Of the lines in the entries below, state how many hold the word "other". Say nothing else.

begin

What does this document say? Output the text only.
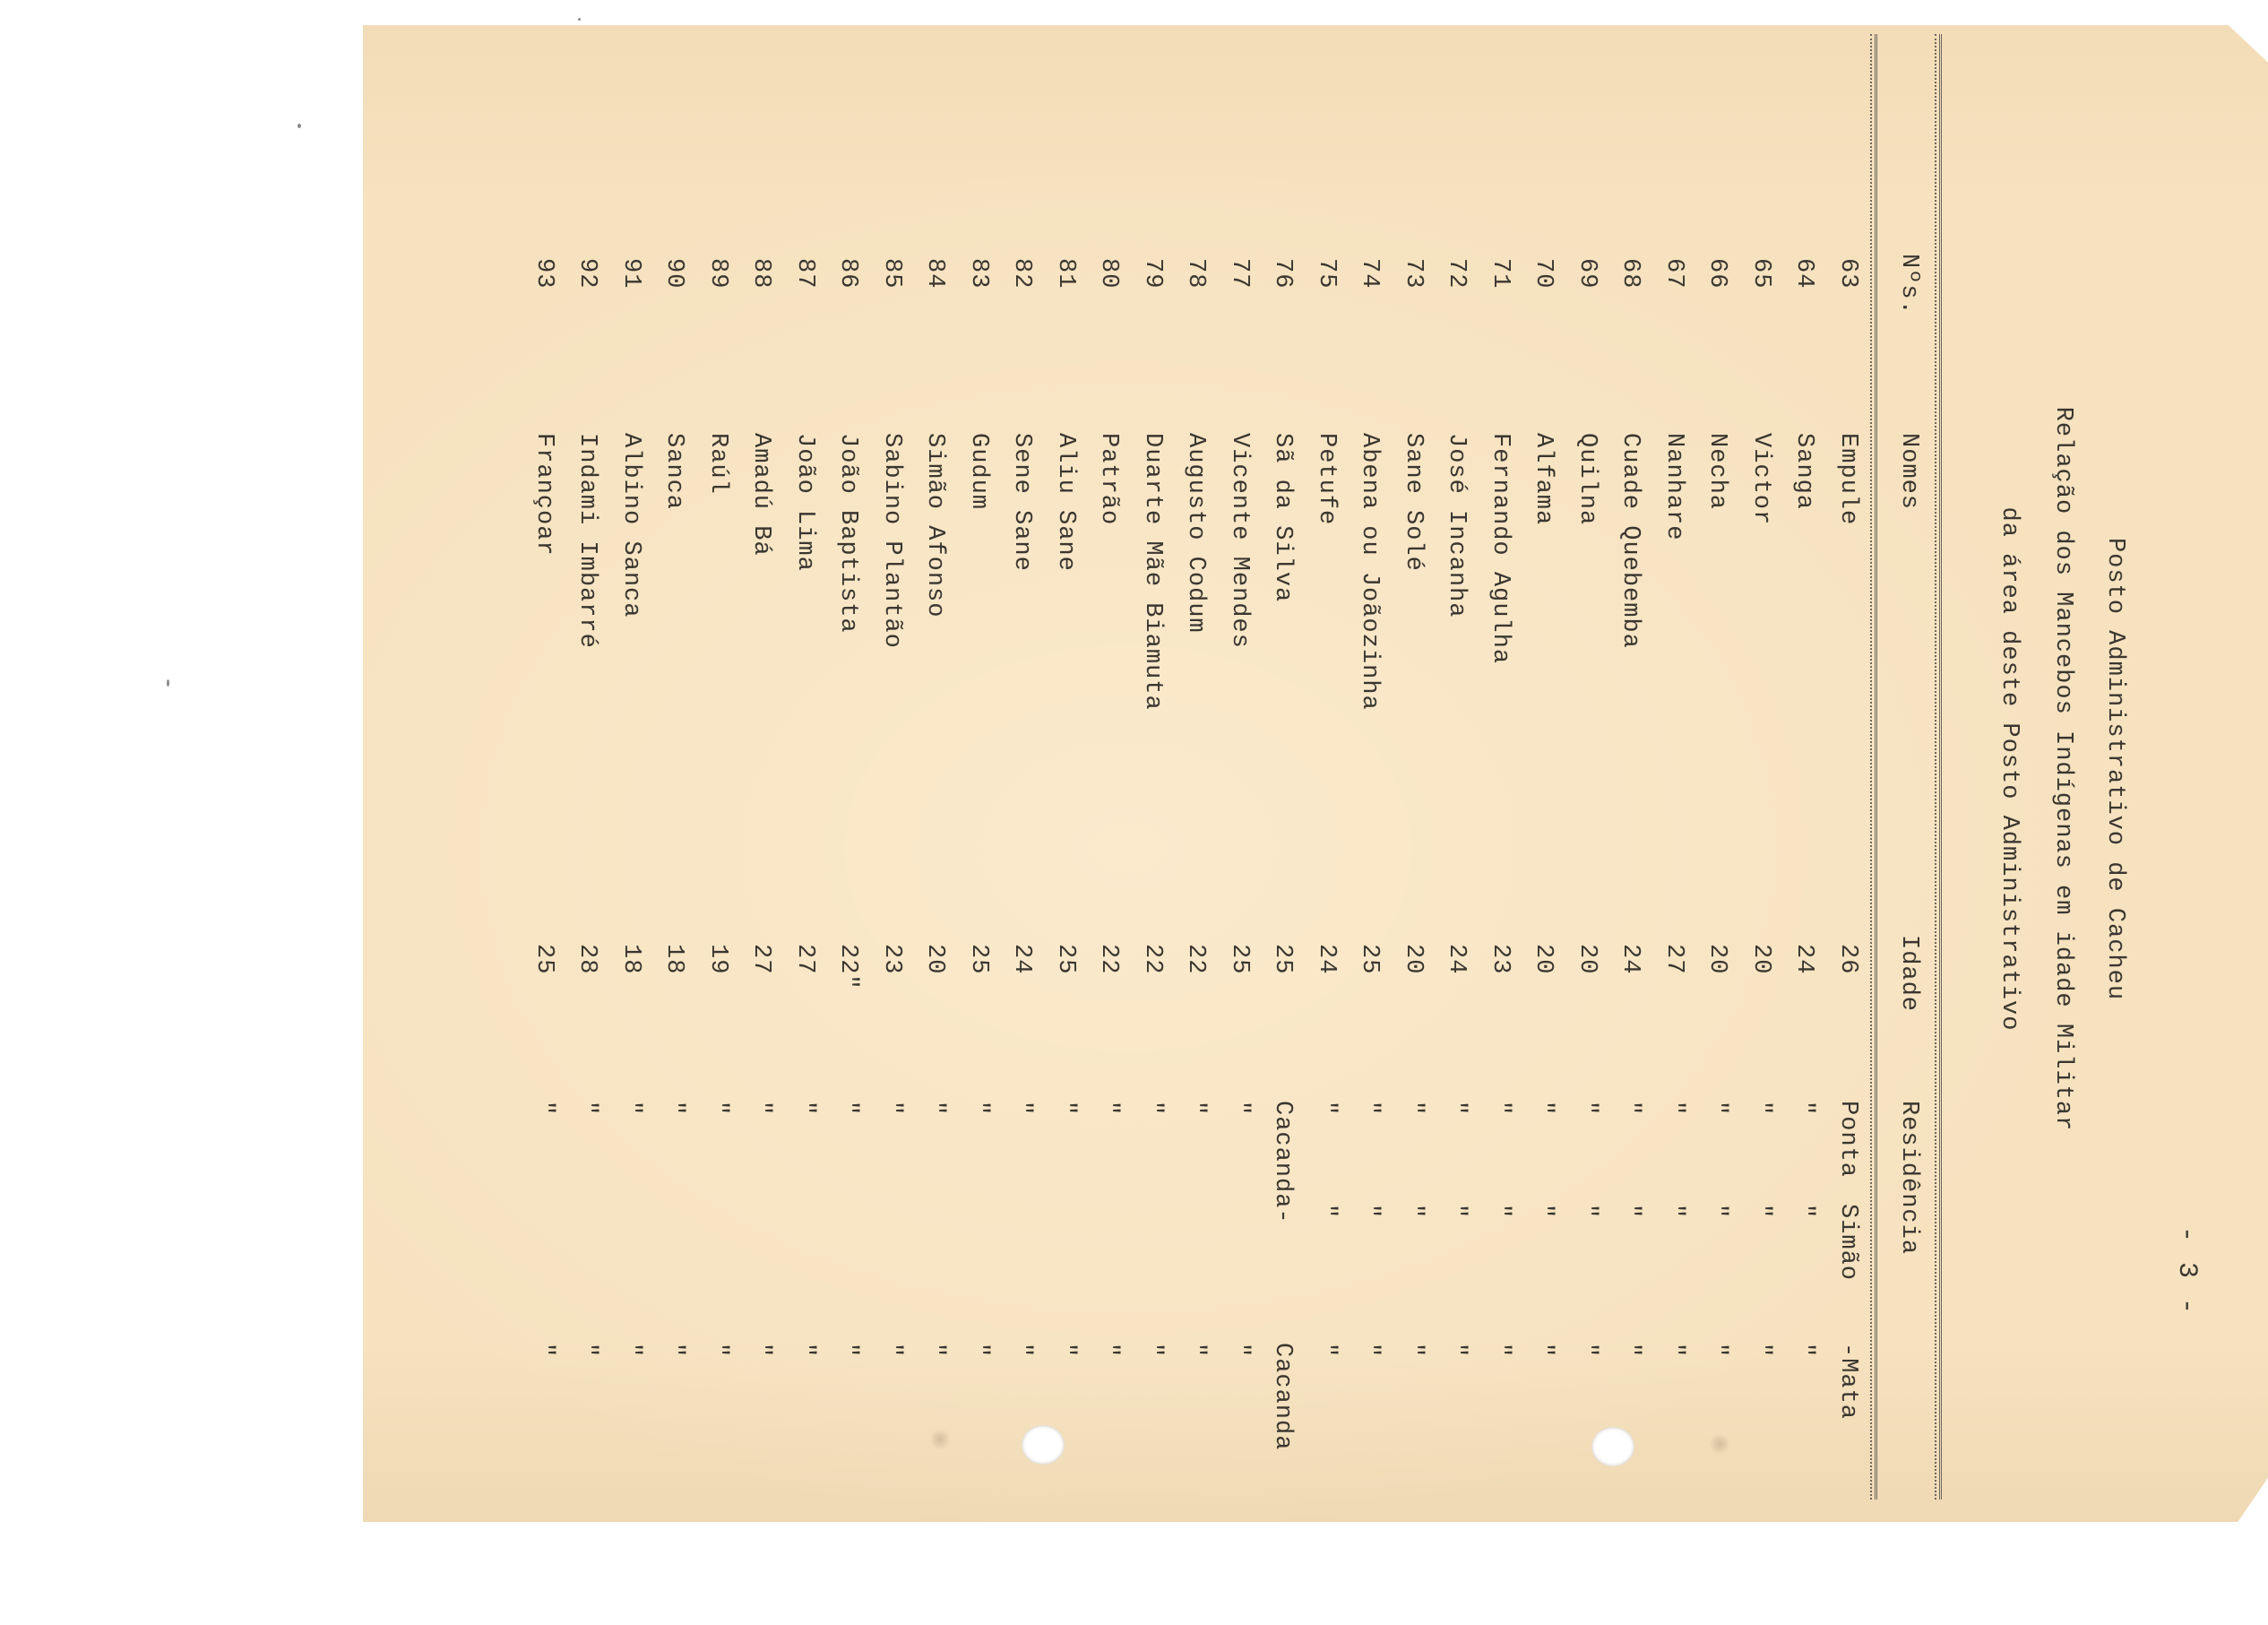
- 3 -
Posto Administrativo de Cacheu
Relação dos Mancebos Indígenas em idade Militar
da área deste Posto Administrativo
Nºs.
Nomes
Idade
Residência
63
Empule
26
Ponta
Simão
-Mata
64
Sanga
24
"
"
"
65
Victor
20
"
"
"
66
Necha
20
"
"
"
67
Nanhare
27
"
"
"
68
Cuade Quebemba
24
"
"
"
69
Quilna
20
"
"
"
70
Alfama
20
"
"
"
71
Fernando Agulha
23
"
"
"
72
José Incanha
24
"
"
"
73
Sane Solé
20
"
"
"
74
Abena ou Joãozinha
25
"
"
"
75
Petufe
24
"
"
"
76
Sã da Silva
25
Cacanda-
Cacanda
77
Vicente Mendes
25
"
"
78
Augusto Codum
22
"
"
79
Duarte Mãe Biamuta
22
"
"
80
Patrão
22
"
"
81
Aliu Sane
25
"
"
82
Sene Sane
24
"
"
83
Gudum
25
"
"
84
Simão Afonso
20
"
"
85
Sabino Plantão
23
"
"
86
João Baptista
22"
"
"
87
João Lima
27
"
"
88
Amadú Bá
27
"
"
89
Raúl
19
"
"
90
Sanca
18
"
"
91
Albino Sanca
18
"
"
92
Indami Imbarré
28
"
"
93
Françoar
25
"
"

end
begin

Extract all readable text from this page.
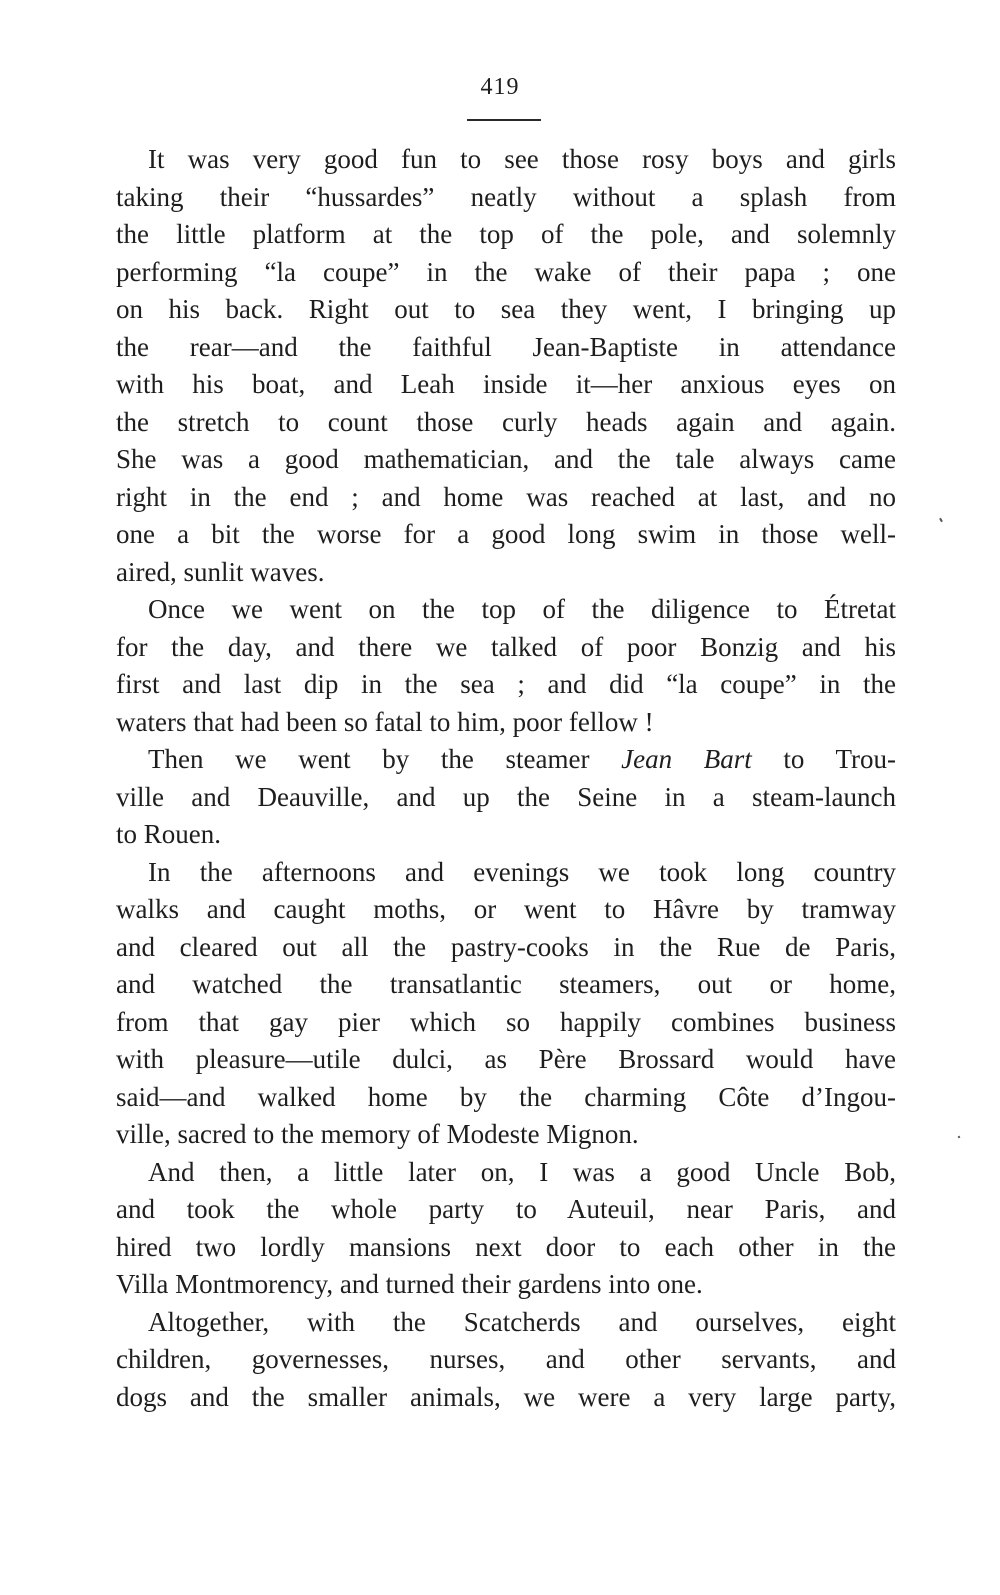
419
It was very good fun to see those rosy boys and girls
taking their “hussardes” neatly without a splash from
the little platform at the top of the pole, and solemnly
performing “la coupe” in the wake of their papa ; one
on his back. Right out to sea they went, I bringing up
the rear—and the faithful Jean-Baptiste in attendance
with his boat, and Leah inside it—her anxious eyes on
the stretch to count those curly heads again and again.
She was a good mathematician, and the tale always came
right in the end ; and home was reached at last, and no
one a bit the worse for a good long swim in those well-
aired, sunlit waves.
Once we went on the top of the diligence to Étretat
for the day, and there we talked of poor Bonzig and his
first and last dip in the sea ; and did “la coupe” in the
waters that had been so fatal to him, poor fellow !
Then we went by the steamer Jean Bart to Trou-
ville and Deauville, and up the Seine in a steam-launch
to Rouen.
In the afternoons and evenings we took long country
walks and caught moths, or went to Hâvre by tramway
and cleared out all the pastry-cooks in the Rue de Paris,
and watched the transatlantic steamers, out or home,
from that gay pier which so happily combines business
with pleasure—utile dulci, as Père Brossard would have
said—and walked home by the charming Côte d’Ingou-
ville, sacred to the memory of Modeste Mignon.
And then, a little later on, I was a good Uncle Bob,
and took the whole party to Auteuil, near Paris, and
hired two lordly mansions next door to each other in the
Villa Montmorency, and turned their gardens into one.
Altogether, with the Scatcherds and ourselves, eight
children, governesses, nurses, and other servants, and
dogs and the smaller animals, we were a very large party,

end
begin

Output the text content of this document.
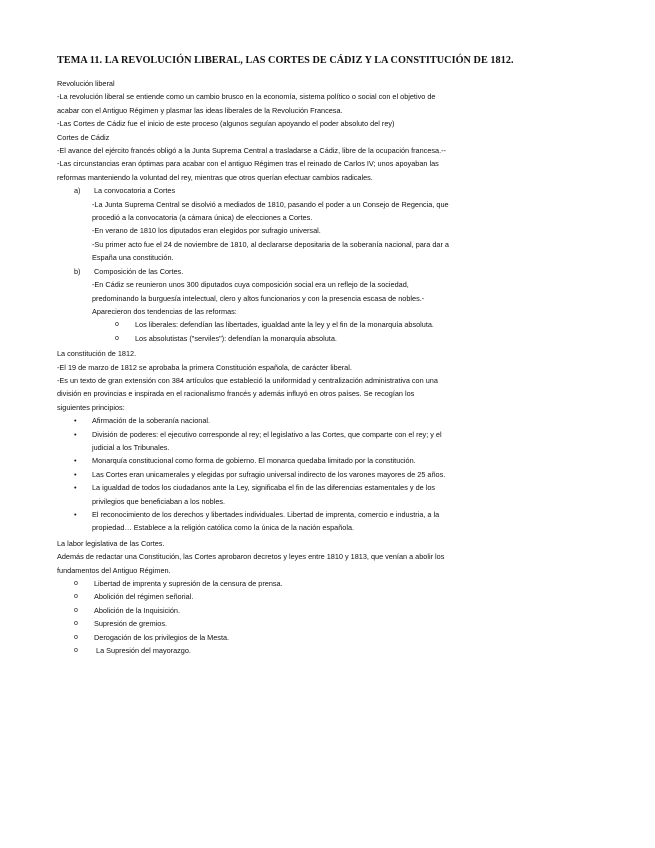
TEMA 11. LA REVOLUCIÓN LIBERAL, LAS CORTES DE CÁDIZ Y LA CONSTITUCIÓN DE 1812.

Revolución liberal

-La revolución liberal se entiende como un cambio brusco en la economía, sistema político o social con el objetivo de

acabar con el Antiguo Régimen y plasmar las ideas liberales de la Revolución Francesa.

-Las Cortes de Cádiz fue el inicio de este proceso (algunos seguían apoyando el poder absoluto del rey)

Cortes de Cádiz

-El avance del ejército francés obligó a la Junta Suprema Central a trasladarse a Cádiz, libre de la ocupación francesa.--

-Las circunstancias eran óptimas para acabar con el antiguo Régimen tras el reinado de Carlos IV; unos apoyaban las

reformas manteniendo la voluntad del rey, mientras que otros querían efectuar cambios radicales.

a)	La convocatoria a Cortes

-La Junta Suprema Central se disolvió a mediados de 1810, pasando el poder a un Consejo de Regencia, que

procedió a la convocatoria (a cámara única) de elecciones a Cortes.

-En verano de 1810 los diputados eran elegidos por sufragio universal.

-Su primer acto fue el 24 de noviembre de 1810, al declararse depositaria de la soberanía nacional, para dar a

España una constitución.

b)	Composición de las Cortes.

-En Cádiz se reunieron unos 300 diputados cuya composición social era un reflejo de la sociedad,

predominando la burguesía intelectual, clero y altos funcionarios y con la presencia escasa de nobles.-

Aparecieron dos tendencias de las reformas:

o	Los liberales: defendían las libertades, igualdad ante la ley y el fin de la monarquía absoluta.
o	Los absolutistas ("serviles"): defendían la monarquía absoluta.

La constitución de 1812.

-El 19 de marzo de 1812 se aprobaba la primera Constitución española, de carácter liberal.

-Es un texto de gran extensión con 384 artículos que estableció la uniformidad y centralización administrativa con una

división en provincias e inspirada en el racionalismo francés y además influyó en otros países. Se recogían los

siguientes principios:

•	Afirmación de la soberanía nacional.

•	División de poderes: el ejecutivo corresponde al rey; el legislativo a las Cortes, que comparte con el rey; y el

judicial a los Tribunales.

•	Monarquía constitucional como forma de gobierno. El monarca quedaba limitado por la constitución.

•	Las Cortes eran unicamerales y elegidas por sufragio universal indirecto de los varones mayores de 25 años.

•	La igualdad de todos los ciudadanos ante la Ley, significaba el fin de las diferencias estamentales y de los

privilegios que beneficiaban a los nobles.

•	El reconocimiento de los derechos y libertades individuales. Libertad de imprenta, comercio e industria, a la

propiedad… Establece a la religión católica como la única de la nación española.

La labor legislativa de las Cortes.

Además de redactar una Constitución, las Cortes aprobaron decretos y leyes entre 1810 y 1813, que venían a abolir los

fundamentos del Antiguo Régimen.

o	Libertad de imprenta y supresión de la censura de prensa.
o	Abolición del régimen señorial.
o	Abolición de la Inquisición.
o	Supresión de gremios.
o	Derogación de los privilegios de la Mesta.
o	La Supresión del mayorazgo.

end

(Completed exercise): 2